▸ Directive
Give the data a second time, exactly and in full.

▸ Input material
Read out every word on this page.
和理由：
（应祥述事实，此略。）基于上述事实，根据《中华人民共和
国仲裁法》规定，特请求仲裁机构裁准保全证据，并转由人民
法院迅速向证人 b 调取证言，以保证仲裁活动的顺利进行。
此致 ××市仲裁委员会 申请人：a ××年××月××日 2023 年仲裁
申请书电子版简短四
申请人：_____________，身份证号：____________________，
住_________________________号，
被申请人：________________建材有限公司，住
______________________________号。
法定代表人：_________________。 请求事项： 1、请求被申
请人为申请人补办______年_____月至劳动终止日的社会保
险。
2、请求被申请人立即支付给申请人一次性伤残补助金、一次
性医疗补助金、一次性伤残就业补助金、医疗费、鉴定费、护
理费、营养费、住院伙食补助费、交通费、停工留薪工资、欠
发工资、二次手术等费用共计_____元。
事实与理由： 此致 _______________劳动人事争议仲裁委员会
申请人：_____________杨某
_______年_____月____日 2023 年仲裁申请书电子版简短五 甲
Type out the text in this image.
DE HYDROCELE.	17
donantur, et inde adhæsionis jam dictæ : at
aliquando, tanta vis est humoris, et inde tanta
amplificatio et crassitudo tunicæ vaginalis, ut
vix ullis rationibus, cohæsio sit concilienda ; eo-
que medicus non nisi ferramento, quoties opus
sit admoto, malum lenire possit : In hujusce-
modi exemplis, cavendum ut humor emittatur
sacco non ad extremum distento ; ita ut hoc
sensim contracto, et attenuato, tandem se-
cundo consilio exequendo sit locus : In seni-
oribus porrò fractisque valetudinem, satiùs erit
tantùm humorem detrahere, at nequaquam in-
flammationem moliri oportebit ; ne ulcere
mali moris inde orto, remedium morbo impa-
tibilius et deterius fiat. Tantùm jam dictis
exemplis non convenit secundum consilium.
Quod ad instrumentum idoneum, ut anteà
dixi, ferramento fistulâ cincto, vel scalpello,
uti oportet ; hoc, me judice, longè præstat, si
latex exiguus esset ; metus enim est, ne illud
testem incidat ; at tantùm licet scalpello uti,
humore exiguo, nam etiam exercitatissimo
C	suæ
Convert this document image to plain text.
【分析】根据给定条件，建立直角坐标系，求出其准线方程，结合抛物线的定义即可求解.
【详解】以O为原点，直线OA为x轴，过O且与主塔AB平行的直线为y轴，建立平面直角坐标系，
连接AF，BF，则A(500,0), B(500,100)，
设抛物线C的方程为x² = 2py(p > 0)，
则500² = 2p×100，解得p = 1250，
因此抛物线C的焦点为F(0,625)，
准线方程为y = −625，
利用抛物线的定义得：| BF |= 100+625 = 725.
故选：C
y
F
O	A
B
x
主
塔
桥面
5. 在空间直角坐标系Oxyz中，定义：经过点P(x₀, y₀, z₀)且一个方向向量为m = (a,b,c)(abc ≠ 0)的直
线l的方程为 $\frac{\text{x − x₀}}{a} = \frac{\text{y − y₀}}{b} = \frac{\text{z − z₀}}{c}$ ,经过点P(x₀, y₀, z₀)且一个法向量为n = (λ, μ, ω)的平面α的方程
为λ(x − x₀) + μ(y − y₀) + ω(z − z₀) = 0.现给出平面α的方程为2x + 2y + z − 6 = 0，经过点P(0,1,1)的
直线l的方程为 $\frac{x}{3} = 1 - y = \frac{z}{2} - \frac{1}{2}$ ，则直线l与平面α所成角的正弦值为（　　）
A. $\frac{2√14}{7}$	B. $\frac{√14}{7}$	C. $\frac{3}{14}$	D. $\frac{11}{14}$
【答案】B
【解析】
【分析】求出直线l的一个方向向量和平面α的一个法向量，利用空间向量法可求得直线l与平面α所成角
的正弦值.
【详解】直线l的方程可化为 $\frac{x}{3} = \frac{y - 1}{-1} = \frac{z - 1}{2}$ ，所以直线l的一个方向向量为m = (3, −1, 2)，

▸ Result of the exercise
Read out every word on this page.
和理由：
（应祥述事实，此略。）基于上述事实，根据《中华人民共和
国仲裁法》规定，特请求仲裁机构裁准保全证据，并转由人民
法院迅速向证人 b 调取证言，以保证仲裁活动的顺利进行。
此致 ××市仲裁委员会 申请人：a ××年××月××日 2023 年仲裁
申请书电子版简短四
申请人：_____________，身份证号：____________________，
住_________________________号，
被申请人：________________建材有限公司，住
______________________________号。
法定代表人：_________________。 请求事项： 1、请求被申
请人为申请人补办______年_____月至劳动终止日的社会保
险。
2、请求被申请人立即支付给申请人一次性伤残补助金、一次
性医疗补助金、一次性伤残就业补助金、医疗费、鉴定费、护
理费、营养费、住院伙食补助费、交通费、停工留薪工资、欠
发工资、二次手术等费用共计_____元。
事实与理由： 此致 _______________劳动人事争议仲裁委员会
申请人：_____________杨某
_______年_____月____日 2023 年仲裁申请书电子版简短五 甲
Type out the text in this image.
DE HYDROCELE.	17
donantur, et inde adhæsionis jam dictæ : at
aliquando, tanta vis est humoris, et inde tanta
amplificatio et crassitudo tunicæ vaginalis, ut
vix ullis rationibus, cohæsio sit concilienda ; eo-
que medicus non nisi ferramento, quoties opus
sit admoto, malum lenire possit : In hujusce-
modi exemplis, cavendum ut humor emittatur
sacco non ad extremum distento ; ita ut hoc
sensim contracto, et attenuato, tandem se-
cundo consilio exequendo sit locus : In seni-
oribus porrò fractisque valetudinem, satiùs erit
tantùm humorem detrahere, at nequaquam in-
flammationem moliri oportebit ; ne ulcere
mali moris inde orto, remedium morbo impa-
tibilius et deterius fiat. Tantùm jam dictis
exemplis non convenit secundum consilium.
Quod ad instrumentum idoneum, ut anteà
dixi, ferramento fistulâ cincto, vel scalpello,
uti oportet ; hoc, me judice, longè præstat, si
latex exiguus esset ; metus enim est, ne illud
testem incidat ; at tantùm licet scalpello uti,
humore exiguo, nam etiam exercitatissimo
C	suæ
Convert this document image to plain text.
【分析】根据给定条件，建立直角坐标系，求出其准线方程，结合抛物线的定义即可求解.
【详解】以O为原点，直线OA为x轴，过O且与主塔AB平行的直线为y轴，建立平面直角坐标系，
连接AF，BF，则A(500,0), B(500,100)，
设抛物线C的方程为x² = 2py(p > 0)，
则500² = 2p×100，解得p = 1250，
因此抛物线C的焦点为F(0,625)，
准线方程为y = −625，
利用抛物线的定义得：| BF |= 100+625 = 725.
故选：C
y
F
O	A
B
x
主
塔
桥面
5. 在空间直角坐标系Oxyz中，定义：经过点P(x₀, y₀, z₀)且一个方向向量为m = (a,b,c)(abc ≠ 0)的直
线l的方程为 $\frac{\text{x − x₀}}{a} = \frac{\text{y − y₀}}{b} = \frac{\text{z − z₀}}{c}$ ,经过点P(x₀, y₀, z₀)且一个法向量为n = (λ, μ, ω)的平面α的方程
为λ(x − x₀) + μ(y − y₀) + ω(z − z₀) = 0.现给出平面α的方程为2x + 2y + z − 6 = 0，经过点P(0,1,1)的
直线l的方程为 $\frac{x}{3} = 1 - y = \frac{z}{2} - \frac{1}{2}$ ，则直线l与平面α所成角的正弦值为（　　）
A. $\frac{2√14}{7}$	B. $\frac{√14}{7}$	C. $\frac{3}{14}$	D. $\frac{11}{14}$
【答案】B
【解析】
【分析】求出直线l的一个方向向量和平面α的一个法向量，利用空间向量法可求得直线l与平面α所成角
的正弦值.
【详解】直线l的方程可化为 $\frac{x}{3} = \frac{y - 1}{-1} = \frac{z - 1}{2}$ ，所以直线l的一个方向向量为m = (3, −1, 2)，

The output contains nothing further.